Using the records provided below, locate and copy each line that contains the word "ylabel".

> [Records from a collection of figures]:
--- Start ---

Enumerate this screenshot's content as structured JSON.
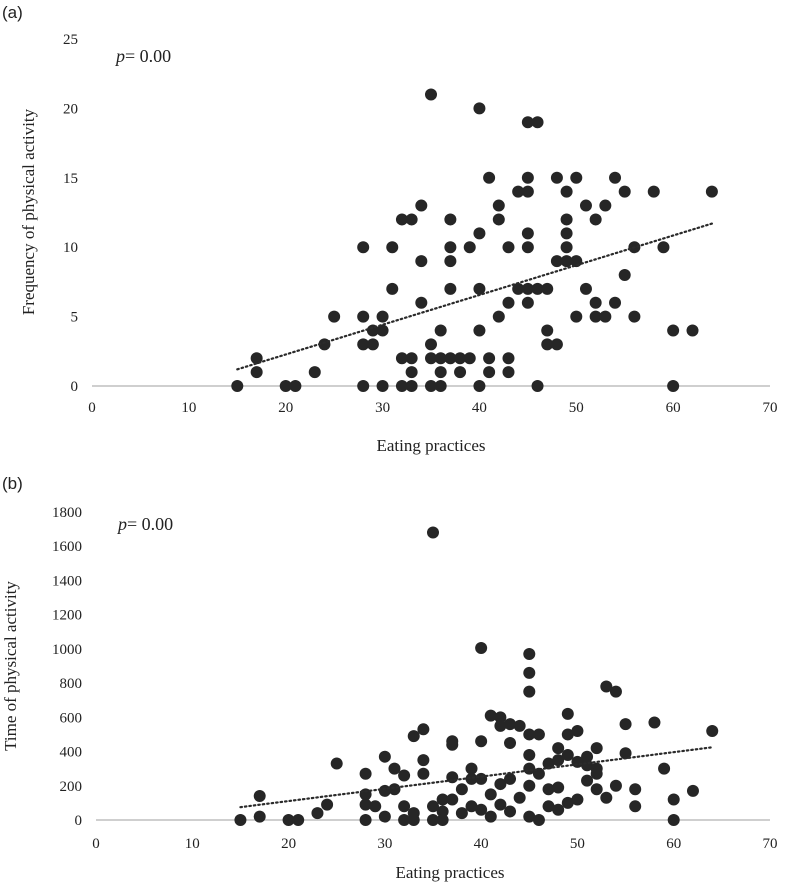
{
  "chart_data": [
    {
      "type": "scatter",
      "panel_label": "(a)",
      "annotation_prefix": "p",
      "annotation_value": "= 0.00",
      "xlabel": "Eating practices",
      "ylabel": "Frequency of physical activity",
      "xlim": [
        0,
        70
      ],
      "ylim": [
        0,
        25
      ],
      "xticks": [
        0,
        10,
        20,
        30,
        40,
        50,
        60,
        70
      ],
      "yticks": [
        0,
        5,
        10,
        15,
        20,
        25
      ],
      "trendline": {
        "x": [
          15,
          64
        ],
        "y": [
          1.2,
          11.7
        ],
        "style": "dotted"
      },
      "marker_color": "#262626",
      "points": [
        [
          15,
          0
        ],
        [
          17,
          2
        ],
        [
          17,
          1
        ],
        [
          20,
          0
        ],
        [
          21,
          0
        ],
        [
          23,
          1
        ],
        [
          24,
          3
        ],
        [
          25,
          5
        ],
        [
          28,
          10
        ],
        [
          28,
          5
        ],
        [
          28,
          3
        ],
        [
          28,
          0
        ],
        [
          29,
          4
        ],
        [
          29,
          3
        ],
        [
          30,
          5
        ],
        [
          30,
          4
        ],
        [
          30,
          0
        ],
        [
          31,
          10
        ],
        [
          31,
          7
        ],
        [
          32,
          12
        ],
        [
          32,
          2
        ],
        [
          32,
          0
        ],
        [
          33,
          12
        ],
        [
          33,
          2
        ],
        [
          33,
          1
        ],
        [
          33,
          0
        ],
        [
          34,
          13
        ],
        [
          34,
          9
        ],
        [
          34,
          6
        ],
        [
          35,
          3
        ],
        [
          35,
          21
        ],
        [
          35,
          2
        ],
        [
          35,
          0
        ],
        [
          36,
          4
        ],
        [
          36,
          2
        ],
        [
          36,
          1
        ],
        [
          36,
          0
        ],
        [
          37,
          12
        ],
        [
          37,
          10
        ],
        [
          37,
          9
        ],
        [
          37,
          7
        ],
        [
          37,
          2
        ],
        [
          38,
          2
        ],
        [
          38,
          1
        ],
        [
          39,
          10
        ],
        [
          39,
          2
        ],
        [
          40,
          20
        ],
        [
          40,
          11
        ],
        [
          40,
          7
        ],
        [
          40,
          4
        ],
        [
          40,
          0
        ],
        [
          41,
          15
        ],
        [
          41,
          2
        ],
        [
          41,
          1
        ],
        [
          42,
          12
        ],
        [
          42,
          13
        ],
        [
          42,
          5
        ],
        [
          43,
          10
        ],
        [
          43,
          6
        ],
        [
          43,
          2
        ],
        [
          43,
          1
        ],
        [
          44,
          14
        ],
        [
          44,
          7
        ],
        [
          45,
          19
        ],
        [
          45,
          15
        ],
        [
          45,
          14
        ],
        [
          45,
          11
        ],
        [
          45,
          10
        ],
        [
          45,
          7
        ],
        [
          45,
          6
        ],
        [
          46,
          19
        ],
        [
          46,
          7
        ],
        [
          46,
          0
        ],
        [
          47,
          7
        ],
        [
          47,
          4
        ],
        [
          47,
          3
        ],
        [
          48,
          15
        ],
        [
          48,
          9
        ],
        [
          48,
          3
        ],
        [
          49,
          14
        ],
        [
          49,
          12
        ],
        [
          49,
          11
        ],
        [
          49,
          10
        ],
        [
          49,
          9
        ],
        [
          50,
          15
        ],
        [
          50,
          9
        ],
        [
          50,
          5
        ],
        [
          51,
          13
        ],
        [
          51,
          7
        ],
        [
          52,
          12
        ],
        [
          52,
          6
        ],
        [
          52,
          5
        ],
        [
          53,
          13
        ],
        [
          53,
          5
        ],
        [
          54,
          15
        ],
        [
          54,
          6
        ],
        [
          55,
          14
        ],
        [
          55,
          8
        ],
        [
          56,
          10
        ],
        [
          56,
          5
        ],
        [
          58,
          14
        ],
        [
          59,
          10
        ],
        [
          60,
          4
        ],
        [
          60,
          0
        ],
        [
          62,
          4
        ],
        [
          64,
          14
        ]
      ]
    },
    {
      "type": "scatter",
      "panel_label": "(b)",
      "annotation_prefix": "p",
      "annotation_value": "= 0.00",
      "xlabel": "Eating practices",
      "ylabel": "Time of physical activity",
      "xlim": [
        0,
        70
      ],
      "ylim": [
        0,
        1800
      ],
      "xticks": [
        0,
        10,
        20,
        30,
        40,
        50,
        60,
        70
      ],
      "yticks": [
        0,
        200,
        400,
        600,
        800,
        1000,
        1200,
        1400,
        1600,
        1800
      ],
      "trendline": {
        "x": [
          15,
          64
        ],
        "y": [
          75,
          425
        ],
        "style": "dotted"
      },
      "marker_color": "#262626",
      "points": [
        [
          15,
          0
        ],
        [
          17,
          140
        ],
        [
          17,
          20
        ],
        [
          20,
          0
        ],
        [
          21,
          0
        ],
        [
          23,
          40
        ],
        [
          24,
          90
        ],
        [
          25,
          330
        ],
        [
          28,
          270
        ],
        [
          28,
          150
        ],
        [
          28,
          90
        ],
        [
          28,
          0
        ],
        [
          29,
          80
        ],
        [
          30,
          370
        ],
        [
          30,
          170
        ],
        [
          30,
          20
        ],
        [
          31,
          300
        ],
        [
          31,
          180
        ],
        [
          32,
          260
        ],
        [
          32,
          80
        ],
        [
          32,
          0
        ],
        [
          33,
          490
        ],
        [
          33,
          40
        ],
        [
          33,
          0
        ],
        [
          34,
          530
        ],
        [
          34,
          350
        ],
        [
          34,
          270
        ],
        [
          35,
          1680
        ],
        [
          35,
          80
        ],
        [
          35,
          0
        ],
        [
          36,
          120
        ],
        [
          36,
          50
        ],
        [
          36,
          0
        ],
        [
          37,
          460
        ],
        [
          37,
          440
        ],
        [
          37,
          250
        ],
        [
          37,
          120
        ],
        [
          38,
          180
        ],
        [
          38,
          40
        ],
        [
          39,
          300
        ],
        [
          39,
          240
        ],
        [
          39,
          80
        ],
        [
          40,
          1005
        ],
        [
          40,
          460
        ],
        [
          40,
          240
        ],
        [
          40,
          60
        ],
        [
          41,
          610
        ],
        [
          41,
          150
        ],
        [
          41,
          20
        ],
        [
          42,
          600
        ],
        [
          42,
          550
        ],
        [
          42,
          210
        ],
        [
          42,
          90
        ],
        [
          43,
          560
        ],
        [
          43,
          450
        ],
        [
          43,
          240
        ],
        [
          43,
          50
        ],
        [
          44,
          550
        ],
        [
          44,
          130
        ],
        [
          45,
          970
        ],
        [
          45,
          860
        ],
        [
          45,
          750
        ],
        [
          45,
          500
        ],
        [
          45,
          380
        ],
        [
          45,
          300
        ],
        [
          45,
          200
        ],
        [
          45,
          20
        ],
        [
          46,
          500
        ],
        [
          46,
          270
        ],
        [
          46,
          0
        ],
        [
          47,
          330
        ],
        [
          47,
          180
        ],
        [
          47,
          80
        ],
        [
          48,
          420
        ],
        [
          48,
          350
        ],
        [
          48,
          190
        ],
        [
          48,
          60
        ],
        [
          49,
          620
        ],
        [
          49,
          500
        ],
        [
          49,
          380
        ],
        [
          49,
          100
        ],
        [
          50,
          520
        ],
        [
          50,
          340
        ],
        [
          50,
          120
        ],
        [
          51,
          370
        ],
        [
          51,
          320
        ],
        [
          51,
          230
        ],
        [
          52,
          420
        ],
        [
          52,
          300
        ],
        [
          52,
          270
        ],
        [
          52,
          180
        ],
        [
          53,
          780
        ],
        [
          53,
          130
        ],
        [
          54,
          750
        ],
        [
          54,
          200
        ],
        [
          55,
          560
        ],
        [
          55,
          390
        ],
        [
          56,
          180
        ],
        [
          56,
          80
        ],
        [
          58,
          570
        ],
        [
          59,
          300
        ],
        [
          60,
          120
        ],
        [
          60,
          0
        ],
        [
          62,
          170
        ],
        [
          64,
          520
        ]
      ]
    }
  ]
}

--- End ---

> [Exercise answer]:
      "ylabel": "Frequency of physical activity",
      "ylabel": "Time of physical activity",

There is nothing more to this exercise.